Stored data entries
:::::

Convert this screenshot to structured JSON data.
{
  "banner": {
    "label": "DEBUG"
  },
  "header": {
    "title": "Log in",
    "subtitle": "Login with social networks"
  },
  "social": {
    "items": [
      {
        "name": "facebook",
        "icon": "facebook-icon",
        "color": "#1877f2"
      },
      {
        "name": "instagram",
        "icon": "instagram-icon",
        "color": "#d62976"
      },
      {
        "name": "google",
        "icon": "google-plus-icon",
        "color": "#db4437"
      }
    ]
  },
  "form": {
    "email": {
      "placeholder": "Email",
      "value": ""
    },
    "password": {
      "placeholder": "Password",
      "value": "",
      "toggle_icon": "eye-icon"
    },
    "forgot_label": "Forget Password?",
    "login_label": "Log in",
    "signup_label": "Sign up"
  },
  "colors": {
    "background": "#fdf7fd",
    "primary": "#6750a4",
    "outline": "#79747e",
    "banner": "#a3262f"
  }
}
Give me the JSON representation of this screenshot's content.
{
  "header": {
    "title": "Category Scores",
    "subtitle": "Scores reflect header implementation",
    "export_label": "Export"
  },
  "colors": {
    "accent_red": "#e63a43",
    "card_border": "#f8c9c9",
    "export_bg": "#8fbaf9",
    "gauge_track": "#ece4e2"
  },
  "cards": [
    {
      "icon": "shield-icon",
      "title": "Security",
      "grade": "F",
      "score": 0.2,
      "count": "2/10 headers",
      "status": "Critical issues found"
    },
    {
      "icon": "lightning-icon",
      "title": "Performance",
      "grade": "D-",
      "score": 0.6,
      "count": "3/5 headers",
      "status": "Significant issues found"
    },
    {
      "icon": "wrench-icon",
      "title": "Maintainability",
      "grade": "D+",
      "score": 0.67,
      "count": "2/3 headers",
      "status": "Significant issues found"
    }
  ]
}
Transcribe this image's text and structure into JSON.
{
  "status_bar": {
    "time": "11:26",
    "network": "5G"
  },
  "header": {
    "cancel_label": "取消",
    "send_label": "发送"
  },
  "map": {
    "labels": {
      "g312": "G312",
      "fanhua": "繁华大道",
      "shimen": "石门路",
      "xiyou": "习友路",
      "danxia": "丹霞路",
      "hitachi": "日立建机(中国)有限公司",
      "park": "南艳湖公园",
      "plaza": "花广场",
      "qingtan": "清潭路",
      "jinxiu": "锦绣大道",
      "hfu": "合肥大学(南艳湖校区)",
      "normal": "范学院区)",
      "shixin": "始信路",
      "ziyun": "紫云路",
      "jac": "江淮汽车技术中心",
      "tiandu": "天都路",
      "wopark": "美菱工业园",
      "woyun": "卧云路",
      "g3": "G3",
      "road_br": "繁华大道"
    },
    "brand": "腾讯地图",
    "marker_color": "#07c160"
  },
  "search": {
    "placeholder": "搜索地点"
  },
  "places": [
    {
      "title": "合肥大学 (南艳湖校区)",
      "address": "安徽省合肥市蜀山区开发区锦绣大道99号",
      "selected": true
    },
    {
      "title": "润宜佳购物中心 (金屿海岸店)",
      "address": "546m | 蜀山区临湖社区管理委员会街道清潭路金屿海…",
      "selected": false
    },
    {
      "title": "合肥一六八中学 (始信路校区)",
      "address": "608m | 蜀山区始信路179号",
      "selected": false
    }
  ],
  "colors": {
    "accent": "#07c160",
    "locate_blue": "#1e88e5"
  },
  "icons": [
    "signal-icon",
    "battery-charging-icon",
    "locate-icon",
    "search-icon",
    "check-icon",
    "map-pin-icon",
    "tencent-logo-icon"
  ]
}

:::::

• _Set exercise_: Restate all of the entries exactly, please.

• _Solution to this problem_:
Convert this screenshot to structured JSON data.
{
  "banner": {
    "label": "DEBUG"
  },
  "header": {
    "title": "Log in",
    "subtitle": "Login with social networks"
  },
  "social": {
    "items": [
      {
        "name": "facebook",
        "icon": "facebook-icon",
        "color": "#1877f2"
      },
      {
        "name": "instagram",
        "icon": "instagram-icon",
        "color": "#d62976"
      },
      {
        "name": "google",
        "icon": "google-plus-icon",
        "color": "#db4437"
      }
    ]
  },
  "form": {
    "email": {
      "placeholder": "Email",
      "value": ""
    },
    "password": {
      "placeholder": "Password",
      "value": "",
      "toggle_icon": "eye-icon"
    },
    "forgot_label": "Forget Password?",
    "login_label": "Log in",
    "signup_label": "Sign up"
  },
  "colors": {
    "background": "#fdf7fd",
    "primary": "#6750a4",
    "outline": "#79747e",
    "banner": "#a3262f"
  }
}
Give me the JSON representation of this screenshot's content.
{
  "header": {
    "title": "Category Scores",
    "subtitle": "Scores reflect header implementation",
    "export_label": "Export"
  },
  "colors": {
    "accent_red": "#e63a43",
    "card_border": "#f8c9c9",
    "export_bg": "#8fbaf9",
    "gauge_track": "#ece4e2"
  },
  "cards": [
    {
      "icon": "shield-icon",
      "title": "Security",
      "grade": "F",
      "score": 0.2,
      "count": "2/10 headers",
      "status": "Critical issues found"
    },
    {
      "icon": "lightning-icon",
      "title": "Performance",
      "grade": "D-",
      "score": 0.6,
      "count": "3/5 headers",
      "status": "Significant issues found"
    },
    {
      "icon": "wrench-icon",
      "title": "Maintainability",
      "grade": "D+",
      "score": 0.67,
      "count": "2/3 headers",
      "status": "Significant issues found"
    }
  ]
}
Transcribe this image's text and structure into JSON.
{
  "status_bar": {
    "time": "11:26",
    "network": "5G"
  },
  "header": {
    "cancel_label": "取消",
    "send_label": "发送"
  },
  "map": {
    "labels": {
      "g312": "G312",
      "fanhua": "繁华大道",
      "shimen": "石门路",
      "xiyou": "习友路",
      "danxia": "丹霞路",
      "hitachi": "日立建机(中国)有限公司",
      "park": "南艳湖公园",
      "plaza": "花广场",
      "qingtan": "清潭路",
      "jinxiu": "锦绣大道",
      "hfu": "合肥大学(南艳湖校区)",
      "normal": "范学院区)",
      "shixin": "始信路",
      "ziyun": "紫云路",
      "jac": "江淮汽车技术中心",
      "tiandu": "天都路",
      "wopark": "美菱工业园",
      "woyun": "卧云路",
      "g3": "G3",
      "road_br": "繁华大道"
    },
    "brand": "腾讯地图",
    "marker_color": "#07c160"
  },
  "search": {
    "placeholder": "搜索地点"
  },
  "places": [
    {
      "title": "合肥大学 (南艳湖校区)",
      "address": "安徽省合肥市蜀山区开发区锦绣大道99号",
      "selected": true
    },
    {
      "title": "润宜佳购物中心 (金屿海岸店)",
      "address": "546m | 蜀山区临湖社区管理委员会街道清潭路金屿海…",
      "selected": false
    },
    {
      "title": "合肥一六八中学 (始信路校区)",
      "address": "608m | 蜀山区始信路179号",
      "selected": false
    }
  ],
  "colors": {
    "accent": "#07c160",
    "locate_blue": "#1e88e5"
  },
  "icons": [
    "signal-icon",
    "battery-charging-icon",
    "locate-icon",
    "search-icon",
    "check-icon",
    "map-pin-icon",
    "tencent-logo-icon"
  ]
}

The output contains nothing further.